Written task: Copy all the data exactly, except the pictures.

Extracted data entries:
::::

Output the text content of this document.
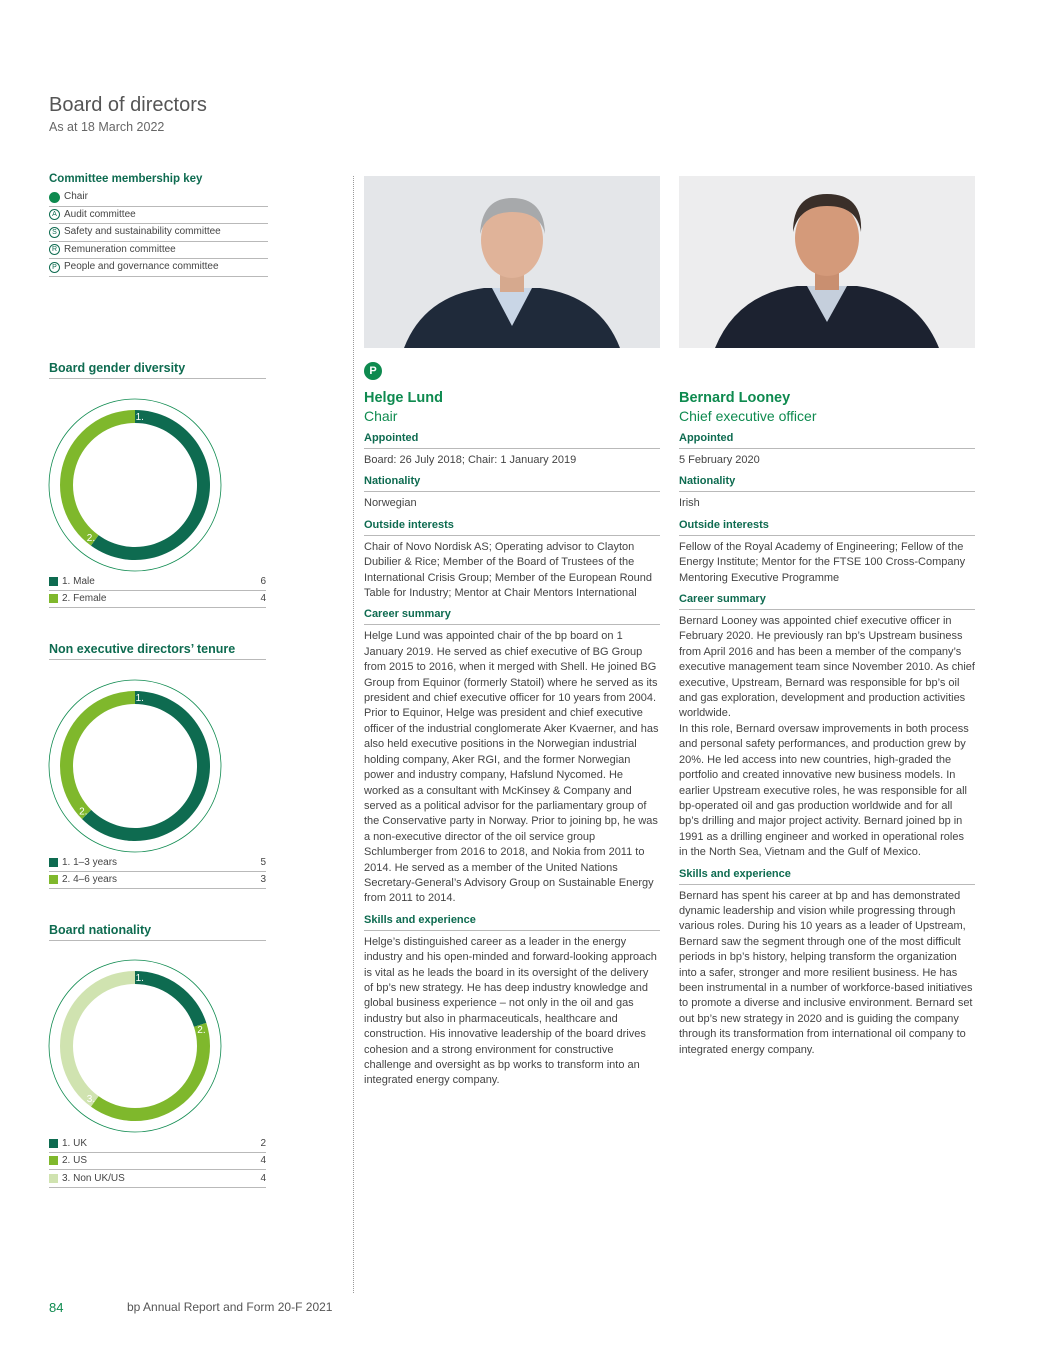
Board of directors
As at 18 March 2022
Committee membership key
Chair
A Audit committee
S Safety and sustainability committee
R Remuneration committee
P People and governance committee
Board gender diversity
1.
2.
1. Male	6
2. Female	4
Non executive directors’ tenure
1.
2.
1. 1–3 years	5
2. 4–6 years	3
Board nationality
1.
2.
3.
1. UK	2
2. US	4
3. Non UK/US	4
P
Helge Lund
Chair
Appointed
Board: 26 July 2018; Chair: 1 January 2019
Nationality
Norwegian
Outside interests
Chair of Novo Nordisk AS; Operating advisor to Clayton Dubilier & Rice; Member of the Board of Trustees of the International Crisis Group; Member of the European Round Table for Industry; Mentor at Chair Mentors International
Career summary
Helge Lund was appointed chair of the bp board on 1 January 2019. He served as chief executive of BG Group from 2015 to 2016, when it merged with Shell. He joined BG Group from Equinor (formerly Statoil) where he served as its president and chief executive officer for 10 years from 2004. Prior to Equinor, Helge was president and chief executive officer of the industrial conglomerate Aker Kvaerner, and has also held executive positions in the Norwegian industrial holding company, Aker RGI, and the former Norwegian power and industry company, Hafslund Nycomed. He worked as a consultant with McKinsey & Company and served as a political advisor for the parliamentary group of the Conservative party in Norway. Prior to joining bp, he was a non-executive director of the oil service group Schlumberger from 2016 to 2018, and Nokia from 2011 to 2014. He served as a member of the United Nations Secretary-General’s Advisory Group on Sustainable Energy from 2011 to 2014.
Skills and experience
Helge’s distinguished career as a leader in the energy industry and his open-minded and forward-looking approach is vital as he leads the board in its oversight of the delivery of bp’s new strategy. He has deep industry knowledge and global business experience – not only in the oil and gas industry but also in pharmaceuticals, healthcare and construction. His innovative leadership of the board drives cohesion and a strong environment for constructive challenge and oversight as bp works to transform into an integrated energy company.
Bernard Looney
Chief executive officer
Appointed
5 February 2020
Nationality
Irish
Outside interests
Fellow of the Royal Academy of Engineering; Fellow of the Energy Institute; Mentor for the FTSE 100 Cross-Company Mentoring Executive Programme
Career summary
Bernard Looney was appointed chief executive officer in February 2020. He previously ran bp’s Upstream business from April 2016 and has been a member of the company’s executive management team since November 2010. As chief executive, Upstream, Bernard was responsible for bp’s oil and gas exploration, development and production activities worldwide.
In this role, Bernard oversaw improvements in both process and personal safety performances, and production grew by 20%. He led access into new countries, high-graded the portfolio and created innovative new business models. In earlier Upstream executive roles, he was responsible for all bp-operated oil and gas production worldwide and for all bp’s drilling and major project activity. Bernard joined bp in 1991 as a drilling engineer and worked in operational roles in the North Sea, Vietnam and the Gulf of Mexico.
Skills and experience
Bernard has spent his career at bp and has demonstrated dynamic leadership and vision while progressing through various roles. During his 10 years as a leader of Upstream, Bernard saw the segment through one of the most difficult periods in bp’s history, helping transform the organization into a safer, stronger and more resilient business. He has been instrumental in a number of workforce-based initiatives to promote a diverse and inclusive environment. Bernard set out bp’s new strategy in 2020 and is guiding the company through its transformation from international oil company to integrated energy company.
84	bp Annual Report and Form 20-F 2021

::::

Solution to the problem:
Output the text content of this document.
Board of directors
As at 18 March 2022
Committee membership key
Chair
A Audit committee
S Safety and sustainability committee
R Remuneration committee
P People and governance committee
Board gender diversity
1.
2.
1. Male	6
2. Female	4
Non executive directors’ tenure
1.
2.
1. 1–3 years	5
2. 4–6 years	3
Board nationality
1.
2.
3.
1. UK	2
2. US	4
3. Non UK/US	4
P
Helge Lund
Chair
Appointed
Board: 26 July 2018; Chair: 1 January 2019
Nationality
Norwegian
Outside interests
Chair of Novo Nordisk AS; Operating advisor to Clayton Dubilier & Rice; Member of the Board of Trustees of the International Crisis Group; Member of the European Round Table for Industry; Mentor at Chair Mentors International
Career summary
Helge Lund was appointed chair of the bp board on 1 January 2019. He served as chief executive of BG Group from 2015 to 2016, when it merged with Shell. He joined BG Group from Equinor (formerly Statoil) where he served as its president and chief executive officer for 10 years from 2004. Prior to Equinor, Helge was president and chief executive officer of the industrial conglomerate Aker Kvaerner, and has also held executive positions in the Norwegian industrial holding company, Aker RGI, and the former Norwegian power and industry company, Hafslund Nycomed. He worked as a consultant with McKinsey & Company and served as a political advisor for the parliamentary group of the Conservative party in Norway. Prior to joining bp, he was a non-executive director of the oil service group Schlumberger from 2016 to 2018, and Nokia from 2011 to 2014. He served as a member of the United Nations Secretary-General’s Advisory Group on Sustainable Energy from 2011 to 2014.
Skills and experience
Helge’s distinguished career as a leader in the energy industry and his open-minded and forward-looking approach is vital as he leads the board in its oversight of the delivery of bp’s new strategy. He has deep industry knowledge and global business experience – not only in the oil and gas industry but also in pharmaceuticals, healthcare and construction. His innovative leadership of the board drives cohesion and a strong environment for constructive challenge and oversight as bp works to transform into an integrated energy company.
Bernard Looney
Chief executive officer
Appointed
5 February 2020
Nationality
Irish
Outside interests
Fellow of the Royal Academy of Engineering; Fellow of the Energy Institute; Mentor for the FTSE 100 Cross-Company Mentoring Executive Programme
Career summary
Bernard Looney was appointed chief executive officer in February 2020. He previously ran bp’s Upstream business from April 2016 and has been a member of the company’s executive management team since November 2010. As chief executive, Upstream, Bernard was responsible for bp’s oil and gas exploration, development and production activities worldwide.
In this role, Bernard oversaw improvements in both process and personal safety performances, and production grew by 20%. He led access into new countries, high-graded the portfolio and created innovative new business models. In earlier Upstream executive roles, he was responsible for all bp-operated oil and gas production worldwide and for all bp’s drilling and major project activity. Bernard joined bp in 1991 as a drilling engineer and worked in operational roles in the North Sea, Vietnam and the Gulf of Mexico.
Skills and experience
Bernard has spent his career at bp and has demonstrated dynamic leadership and vision while progressing through various roles. During his 10 years as a leader of Upstream, Bernard saw the segment through one of the most difficult periods in bp’s history, helping transform the organization into a safer, stronger and more resilient business. He has been instrumental in a number of workforce-based initiatives to promote a diverse and inclusive environment. Bernard set out bp’s new strategy in 2020 and is guiding the company through its transformation from international oil company to integrated energy company.
84	bp Annual Report and Form 20-F 2021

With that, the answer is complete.